— Assigned task —
Look through the records, and whenever a line includes the word "people", copy it.

— Materials provided —
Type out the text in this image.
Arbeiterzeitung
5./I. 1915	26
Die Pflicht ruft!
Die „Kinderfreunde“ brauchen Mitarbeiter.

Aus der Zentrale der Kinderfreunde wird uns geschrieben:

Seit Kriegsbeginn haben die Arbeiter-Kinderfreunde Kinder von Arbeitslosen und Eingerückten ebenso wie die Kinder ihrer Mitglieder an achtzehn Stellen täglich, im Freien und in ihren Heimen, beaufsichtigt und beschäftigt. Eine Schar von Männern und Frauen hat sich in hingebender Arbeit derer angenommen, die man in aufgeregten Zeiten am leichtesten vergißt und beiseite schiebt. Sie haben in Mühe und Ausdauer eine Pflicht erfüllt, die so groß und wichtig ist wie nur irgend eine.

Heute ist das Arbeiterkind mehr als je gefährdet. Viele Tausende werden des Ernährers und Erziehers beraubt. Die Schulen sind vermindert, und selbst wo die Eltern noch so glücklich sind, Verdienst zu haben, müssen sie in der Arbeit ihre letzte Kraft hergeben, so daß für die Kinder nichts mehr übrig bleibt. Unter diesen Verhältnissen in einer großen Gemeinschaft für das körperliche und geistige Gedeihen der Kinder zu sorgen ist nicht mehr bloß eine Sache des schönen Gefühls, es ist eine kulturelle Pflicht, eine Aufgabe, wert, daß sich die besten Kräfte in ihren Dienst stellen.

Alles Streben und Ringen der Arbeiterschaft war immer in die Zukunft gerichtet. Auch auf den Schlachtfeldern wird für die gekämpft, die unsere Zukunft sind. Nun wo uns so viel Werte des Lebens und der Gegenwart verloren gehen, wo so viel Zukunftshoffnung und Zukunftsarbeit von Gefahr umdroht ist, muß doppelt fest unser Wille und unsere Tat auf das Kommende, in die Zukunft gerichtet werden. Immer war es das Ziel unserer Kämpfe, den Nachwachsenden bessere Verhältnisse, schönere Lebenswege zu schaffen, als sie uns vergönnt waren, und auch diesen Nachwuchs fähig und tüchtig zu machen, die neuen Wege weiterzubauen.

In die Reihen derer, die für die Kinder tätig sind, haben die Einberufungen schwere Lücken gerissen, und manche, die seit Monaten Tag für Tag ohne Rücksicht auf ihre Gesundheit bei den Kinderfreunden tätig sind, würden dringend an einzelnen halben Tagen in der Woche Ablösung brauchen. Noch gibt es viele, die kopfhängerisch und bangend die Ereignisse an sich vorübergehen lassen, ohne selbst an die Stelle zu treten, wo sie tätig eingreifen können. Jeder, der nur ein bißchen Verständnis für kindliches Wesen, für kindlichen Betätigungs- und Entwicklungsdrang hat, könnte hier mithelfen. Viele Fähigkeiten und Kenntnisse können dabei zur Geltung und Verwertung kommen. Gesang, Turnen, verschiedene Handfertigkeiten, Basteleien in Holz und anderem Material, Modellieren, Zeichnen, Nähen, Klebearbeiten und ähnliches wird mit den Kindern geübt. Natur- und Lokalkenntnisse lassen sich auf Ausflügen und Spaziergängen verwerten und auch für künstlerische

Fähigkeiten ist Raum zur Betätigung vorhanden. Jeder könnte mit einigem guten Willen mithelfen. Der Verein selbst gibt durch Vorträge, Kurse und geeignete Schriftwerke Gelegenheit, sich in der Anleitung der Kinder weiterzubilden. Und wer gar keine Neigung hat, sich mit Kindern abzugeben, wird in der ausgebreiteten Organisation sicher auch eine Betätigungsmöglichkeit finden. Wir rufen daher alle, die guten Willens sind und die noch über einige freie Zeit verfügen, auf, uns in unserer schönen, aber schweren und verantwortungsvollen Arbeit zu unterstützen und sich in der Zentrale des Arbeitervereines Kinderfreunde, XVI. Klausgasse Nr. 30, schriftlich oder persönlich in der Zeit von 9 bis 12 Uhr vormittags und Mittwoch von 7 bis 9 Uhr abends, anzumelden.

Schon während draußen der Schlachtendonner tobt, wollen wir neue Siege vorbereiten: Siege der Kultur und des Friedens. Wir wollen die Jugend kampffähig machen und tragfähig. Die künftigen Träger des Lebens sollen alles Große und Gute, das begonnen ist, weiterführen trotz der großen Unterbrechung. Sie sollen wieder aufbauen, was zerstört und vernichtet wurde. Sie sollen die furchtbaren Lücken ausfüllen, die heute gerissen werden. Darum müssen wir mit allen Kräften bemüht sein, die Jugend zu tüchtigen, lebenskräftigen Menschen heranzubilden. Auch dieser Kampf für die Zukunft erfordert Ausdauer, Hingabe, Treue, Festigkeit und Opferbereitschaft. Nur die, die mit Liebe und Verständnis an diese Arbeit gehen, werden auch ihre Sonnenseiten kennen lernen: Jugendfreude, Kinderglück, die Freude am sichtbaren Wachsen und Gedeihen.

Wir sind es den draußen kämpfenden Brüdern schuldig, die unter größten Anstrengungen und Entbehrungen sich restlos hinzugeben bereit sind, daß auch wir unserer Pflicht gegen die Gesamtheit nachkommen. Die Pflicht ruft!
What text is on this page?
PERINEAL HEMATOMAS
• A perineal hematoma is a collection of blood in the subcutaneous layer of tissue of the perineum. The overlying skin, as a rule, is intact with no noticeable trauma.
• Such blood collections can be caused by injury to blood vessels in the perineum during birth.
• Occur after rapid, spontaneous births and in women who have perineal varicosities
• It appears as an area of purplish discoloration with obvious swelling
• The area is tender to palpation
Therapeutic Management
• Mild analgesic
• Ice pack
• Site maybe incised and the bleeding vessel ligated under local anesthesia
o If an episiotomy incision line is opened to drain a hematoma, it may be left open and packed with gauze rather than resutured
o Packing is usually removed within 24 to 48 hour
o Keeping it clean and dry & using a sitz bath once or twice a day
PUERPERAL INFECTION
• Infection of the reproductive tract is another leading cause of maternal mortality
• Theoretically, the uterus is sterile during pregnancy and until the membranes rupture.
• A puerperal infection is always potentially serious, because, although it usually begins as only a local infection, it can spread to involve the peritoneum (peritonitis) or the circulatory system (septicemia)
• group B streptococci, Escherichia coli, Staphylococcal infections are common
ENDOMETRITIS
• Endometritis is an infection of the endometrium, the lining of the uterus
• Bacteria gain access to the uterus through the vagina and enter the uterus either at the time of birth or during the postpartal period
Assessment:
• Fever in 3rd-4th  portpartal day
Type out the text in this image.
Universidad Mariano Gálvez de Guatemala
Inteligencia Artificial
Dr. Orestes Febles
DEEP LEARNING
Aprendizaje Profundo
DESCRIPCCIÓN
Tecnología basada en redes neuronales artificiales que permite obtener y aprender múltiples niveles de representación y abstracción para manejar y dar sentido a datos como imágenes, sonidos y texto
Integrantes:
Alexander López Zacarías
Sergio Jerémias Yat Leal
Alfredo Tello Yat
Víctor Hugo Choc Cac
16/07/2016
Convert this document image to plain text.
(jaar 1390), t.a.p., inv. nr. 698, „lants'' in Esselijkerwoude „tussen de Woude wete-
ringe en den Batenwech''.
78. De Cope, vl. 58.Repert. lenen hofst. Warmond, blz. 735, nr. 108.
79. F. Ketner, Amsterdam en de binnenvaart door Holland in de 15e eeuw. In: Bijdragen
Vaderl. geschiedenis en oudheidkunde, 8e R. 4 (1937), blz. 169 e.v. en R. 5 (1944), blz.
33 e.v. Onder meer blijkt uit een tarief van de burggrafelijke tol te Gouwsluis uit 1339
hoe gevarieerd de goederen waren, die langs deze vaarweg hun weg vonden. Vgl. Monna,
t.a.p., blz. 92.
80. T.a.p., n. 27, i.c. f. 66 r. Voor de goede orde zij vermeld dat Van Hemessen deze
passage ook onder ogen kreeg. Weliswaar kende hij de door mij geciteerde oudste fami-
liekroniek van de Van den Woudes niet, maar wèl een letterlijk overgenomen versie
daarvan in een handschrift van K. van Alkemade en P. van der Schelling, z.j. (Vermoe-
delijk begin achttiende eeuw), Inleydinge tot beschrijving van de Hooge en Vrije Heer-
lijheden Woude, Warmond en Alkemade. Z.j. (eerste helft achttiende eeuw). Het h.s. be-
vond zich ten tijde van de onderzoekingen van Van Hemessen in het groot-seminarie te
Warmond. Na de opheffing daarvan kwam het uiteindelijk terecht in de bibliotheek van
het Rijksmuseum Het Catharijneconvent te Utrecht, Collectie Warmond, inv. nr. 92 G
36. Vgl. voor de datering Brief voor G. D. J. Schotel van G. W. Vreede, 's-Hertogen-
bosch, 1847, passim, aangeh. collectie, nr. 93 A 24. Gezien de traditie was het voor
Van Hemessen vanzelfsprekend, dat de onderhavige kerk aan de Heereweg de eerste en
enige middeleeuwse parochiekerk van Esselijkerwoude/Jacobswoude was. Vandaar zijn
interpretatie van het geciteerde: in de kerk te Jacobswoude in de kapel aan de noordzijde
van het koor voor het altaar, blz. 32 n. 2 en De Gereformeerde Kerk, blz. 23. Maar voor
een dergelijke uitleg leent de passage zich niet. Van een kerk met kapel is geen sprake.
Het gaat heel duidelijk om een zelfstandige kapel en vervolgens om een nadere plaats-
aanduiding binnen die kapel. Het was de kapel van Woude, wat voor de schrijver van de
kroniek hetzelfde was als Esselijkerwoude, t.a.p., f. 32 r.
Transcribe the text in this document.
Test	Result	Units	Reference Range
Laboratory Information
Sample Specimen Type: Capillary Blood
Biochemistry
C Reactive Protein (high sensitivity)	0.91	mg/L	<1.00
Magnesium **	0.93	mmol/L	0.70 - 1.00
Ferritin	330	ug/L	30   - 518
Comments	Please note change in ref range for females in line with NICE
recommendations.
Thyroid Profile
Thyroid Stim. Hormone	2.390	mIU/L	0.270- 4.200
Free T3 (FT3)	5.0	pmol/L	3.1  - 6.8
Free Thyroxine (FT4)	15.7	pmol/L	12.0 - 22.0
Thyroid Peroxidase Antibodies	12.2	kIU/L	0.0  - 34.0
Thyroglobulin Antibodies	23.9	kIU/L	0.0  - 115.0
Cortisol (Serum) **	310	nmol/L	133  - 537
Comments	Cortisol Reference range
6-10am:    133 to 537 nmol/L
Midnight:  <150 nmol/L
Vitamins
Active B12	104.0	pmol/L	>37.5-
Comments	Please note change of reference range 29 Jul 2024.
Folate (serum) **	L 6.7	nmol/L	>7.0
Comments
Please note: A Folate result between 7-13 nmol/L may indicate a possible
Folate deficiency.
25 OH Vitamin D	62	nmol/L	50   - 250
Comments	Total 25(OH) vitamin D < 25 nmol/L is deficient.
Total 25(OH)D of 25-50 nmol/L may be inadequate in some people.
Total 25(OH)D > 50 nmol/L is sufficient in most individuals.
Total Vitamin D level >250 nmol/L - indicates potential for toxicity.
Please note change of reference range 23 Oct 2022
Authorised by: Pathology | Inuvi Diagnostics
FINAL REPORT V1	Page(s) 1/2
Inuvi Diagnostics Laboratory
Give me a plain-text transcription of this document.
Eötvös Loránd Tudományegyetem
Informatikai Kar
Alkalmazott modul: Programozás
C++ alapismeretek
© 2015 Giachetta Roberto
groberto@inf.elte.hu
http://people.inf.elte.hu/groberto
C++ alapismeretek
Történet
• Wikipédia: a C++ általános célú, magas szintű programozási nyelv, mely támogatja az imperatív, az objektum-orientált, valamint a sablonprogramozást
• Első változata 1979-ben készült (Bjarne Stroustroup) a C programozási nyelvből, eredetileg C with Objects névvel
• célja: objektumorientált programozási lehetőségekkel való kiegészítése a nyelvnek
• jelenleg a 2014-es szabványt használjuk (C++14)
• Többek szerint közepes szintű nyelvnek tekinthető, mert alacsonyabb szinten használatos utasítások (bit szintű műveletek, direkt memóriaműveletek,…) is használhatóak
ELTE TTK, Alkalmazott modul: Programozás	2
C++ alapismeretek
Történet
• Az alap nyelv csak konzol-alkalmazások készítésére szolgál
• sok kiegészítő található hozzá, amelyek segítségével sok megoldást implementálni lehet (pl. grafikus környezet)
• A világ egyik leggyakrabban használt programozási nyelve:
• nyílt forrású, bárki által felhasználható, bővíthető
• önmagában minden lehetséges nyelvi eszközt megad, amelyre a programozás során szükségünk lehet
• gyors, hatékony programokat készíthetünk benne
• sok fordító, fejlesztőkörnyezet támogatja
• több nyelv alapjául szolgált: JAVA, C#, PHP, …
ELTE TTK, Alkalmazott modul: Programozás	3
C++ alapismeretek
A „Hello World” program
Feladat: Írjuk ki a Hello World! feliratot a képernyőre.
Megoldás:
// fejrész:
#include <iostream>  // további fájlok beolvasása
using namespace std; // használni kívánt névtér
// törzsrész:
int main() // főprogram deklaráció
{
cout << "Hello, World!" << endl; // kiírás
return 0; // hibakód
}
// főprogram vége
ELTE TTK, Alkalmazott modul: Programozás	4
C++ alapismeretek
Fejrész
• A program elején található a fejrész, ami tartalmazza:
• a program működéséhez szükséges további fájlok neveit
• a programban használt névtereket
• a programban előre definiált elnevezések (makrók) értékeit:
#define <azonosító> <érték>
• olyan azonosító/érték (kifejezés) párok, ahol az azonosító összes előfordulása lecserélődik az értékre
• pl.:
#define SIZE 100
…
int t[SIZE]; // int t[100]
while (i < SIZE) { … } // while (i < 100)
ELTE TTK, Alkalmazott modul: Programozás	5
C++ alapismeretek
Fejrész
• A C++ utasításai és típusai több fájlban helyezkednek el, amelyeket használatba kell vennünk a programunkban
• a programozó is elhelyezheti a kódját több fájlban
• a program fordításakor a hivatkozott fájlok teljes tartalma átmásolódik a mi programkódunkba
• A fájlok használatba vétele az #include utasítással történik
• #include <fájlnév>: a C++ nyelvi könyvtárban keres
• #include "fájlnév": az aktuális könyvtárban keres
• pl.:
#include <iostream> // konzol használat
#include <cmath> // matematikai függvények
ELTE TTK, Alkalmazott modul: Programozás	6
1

— Response —
Total 25(OH)D of 25-50 nmol/L may be inadequate in some people.
http://people.inf.elte.hu/groberto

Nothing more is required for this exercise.